■ THE TASK
Would you write out the entries below, every one of them, exactly?

■ RECORDS PROVIDED

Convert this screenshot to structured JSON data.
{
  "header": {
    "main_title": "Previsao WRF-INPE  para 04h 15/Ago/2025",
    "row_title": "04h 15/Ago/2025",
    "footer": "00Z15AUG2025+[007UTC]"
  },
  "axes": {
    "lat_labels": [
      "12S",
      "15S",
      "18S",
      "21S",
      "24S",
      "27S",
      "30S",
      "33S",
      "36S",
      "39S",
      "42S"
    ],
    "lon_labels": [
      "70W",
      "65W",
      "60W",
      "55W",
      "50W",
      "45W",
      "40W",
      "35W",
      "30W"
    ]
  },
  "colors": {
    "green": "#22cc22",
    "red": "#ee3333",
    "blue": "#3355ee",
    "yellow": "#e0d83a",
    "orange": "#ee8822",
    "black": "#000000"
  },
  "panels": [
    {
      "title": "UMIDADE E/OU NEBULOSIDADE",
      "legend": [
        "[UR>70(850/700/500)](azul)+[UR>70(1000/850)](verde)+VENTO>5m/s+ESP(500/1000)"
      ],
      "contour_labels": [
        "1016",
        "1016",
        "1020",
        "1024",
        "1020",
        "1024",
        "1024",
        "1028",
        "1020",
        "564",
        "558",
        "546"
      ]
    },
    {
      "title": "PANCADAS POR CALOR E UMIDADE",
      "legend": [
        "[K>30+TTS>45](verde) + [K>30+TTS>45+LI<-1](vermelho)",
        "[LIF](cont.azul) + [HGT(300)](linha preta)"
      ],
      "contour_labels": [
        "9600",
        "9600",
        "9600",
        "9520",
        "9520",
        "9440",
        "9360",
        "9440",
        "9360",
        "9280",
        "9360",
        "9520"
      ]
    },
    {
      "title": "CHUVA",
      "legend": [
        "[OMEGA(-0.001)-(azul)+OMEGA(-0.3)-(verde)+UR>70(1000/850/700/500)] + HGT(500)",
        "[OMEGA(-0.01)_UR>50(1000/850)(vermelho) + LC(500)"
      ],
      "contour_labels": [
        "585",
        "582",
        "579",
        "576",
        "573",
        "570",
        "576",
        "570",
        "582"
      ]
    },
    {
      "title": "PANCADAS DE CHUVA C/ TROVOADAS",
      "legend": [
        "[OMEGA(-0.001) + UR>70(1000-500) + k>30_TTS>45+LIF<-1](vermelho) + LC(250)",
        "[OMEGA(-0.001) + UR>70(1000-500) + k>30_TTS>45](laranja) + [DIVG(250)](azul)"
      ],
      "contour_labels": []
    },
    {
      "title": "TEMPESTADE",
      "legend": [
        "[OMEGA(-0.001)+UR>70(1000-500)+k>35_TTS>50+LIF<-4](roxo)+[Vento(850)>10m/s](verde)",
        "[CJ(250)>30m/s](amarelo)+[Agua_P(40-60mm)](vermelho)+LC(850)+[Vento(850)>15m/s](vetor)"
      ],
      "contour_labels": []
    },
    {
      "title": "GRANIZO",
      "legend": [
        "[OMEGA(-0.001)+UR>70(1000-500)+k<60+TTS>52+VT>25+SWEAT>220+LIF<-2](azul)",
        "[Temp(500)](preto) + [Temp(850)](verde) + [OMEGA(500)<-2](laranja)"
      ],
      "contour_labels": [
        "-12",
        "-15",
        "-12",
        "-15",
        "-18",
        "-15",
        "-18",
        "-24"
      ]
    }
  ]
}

■ FINISHED ANSWER
Convert this screenshot to structured JSON data.
{
  "header": {
    "main_title": "Previsao WRF-INPE  para 04h 15/Ago/2025",
    "row_title": "04h 15/Ago/2025",
    "footer": "00Z15AUG2025+[007UTC]"
  },
  "axes": {
    "lat_labels": [
      "12S",
      "15S",
      "18S",
      "21S",
      "24S",
      "27S",
      "30S",
      "33S",
      "36S",
      "39S",
      "42S"
    ],
    "lon_labels": [
      "70W",
      "65W",
      "60W",
      "55W",
      "50W",
      "45W",
      "40W",
      "35W",
      "30W"
    ]
  },
  "colors": {
    "green": "#22cc22",
    "red": "#ee3333",
    "blue": "#3355ee",
    "yellow": "#e0d83a",
    "orange": "#ee8822",
    "black": "#000000"
  },
  "panels": [
    {
      "title": "UMIDADE E/OU NEBULOSIDADE",
      "legend": [
        "[UR>70(850/700/500)](azul)+[UR>70(1000/850)](verde)+VENTO>5m/s+ESP(500/1000)"
      ],
      "contour_labels": [
        "1016",
        "1016",
        "1020",
        "1024",
        "1020",
        "1024",
        "1024",
        "1028",
        "1020",
        "564",
        "558",
        "546"
      ]
    },
    {
      "title": "PANCADAS POR CALOR E UMIDADE",
      "legend": [
        "[K>30+TTS>45](verde) + [K>30+TTS>45+LI<-1](vermelho)",
        "[LIF](cont.azul) + [HGT(300)](linha preta)"
      ],
      "contour_labels": [
        "9600",
        "9600",
        "9600",
        "9520",
        "9520",
        "9440",
        "9360",
        "9440",
        "9360",
        "9280",
        "9360",
        "9520"
      ]
    },
    {
      "title": "CHUVA",
      "legend": [
        "[OMEGA(-0.001)-(azul)+OMEGA(-0.3)-(verde)+UR>70(1000/850/700/500)] + HGT(500)",
        "[OMEGA(-0.01)_UR>50(1000/850)(vermelho) + LC(500)"
      ],
      "contour_labels": [
        "585",
        "582",
        "579",
        "576",
        "573",
        "570",
        "576",
        "570",
        "582"
      ]
    },
    {
      "title": "PANCADAS DE CHUVA C/ TROVOADAS",
      "legend": [
        "[OMEGA(-0.001) + UR>70(1000-500) + k>30_TTS>45+LIF<-1](vermelho) + LC(250)",
        "[OMEGA(-0.001) + UR>70(1000-500) + k>30_TTS>45](laranja) + [DIVG(250)](azul)"
      ],
      "contour_labels": []
    },
    {
      "title": "TEMPESTADE",
      "legend": [
        "[OMEGA(-0.001)+UR>70(1000-500)+k>35_TTS>50+LIF<-4](roxo)+[Vento(850)>10m/s](verde)",
        "[CJ(250)>30m/s](amarelo)+[Agua_P(40-60mm)](vermelho)+LC(850)+[Vento(850)>15m/s](vetor)"
      ],
      "contour_labels": []
    },
    {
      "title": "GRANIZO",
      "legend": [
        "[OMEGA(-0.001)+UR>70(1000-500)+k<60+TTS>52+VT>25+SWEAT>220+LIF<-2](azul)",
        "[Temp(500)](preto) + [Temp(850)](verde) + [OMEGA(500)<-2](laranja)"
      ],
      "contour_labels": [
        "-12",
        "-15",
        "-12",
        "-15",
        "-18",
        "-15",
        "-18",
        "-24"
      ]
    }
  ]
}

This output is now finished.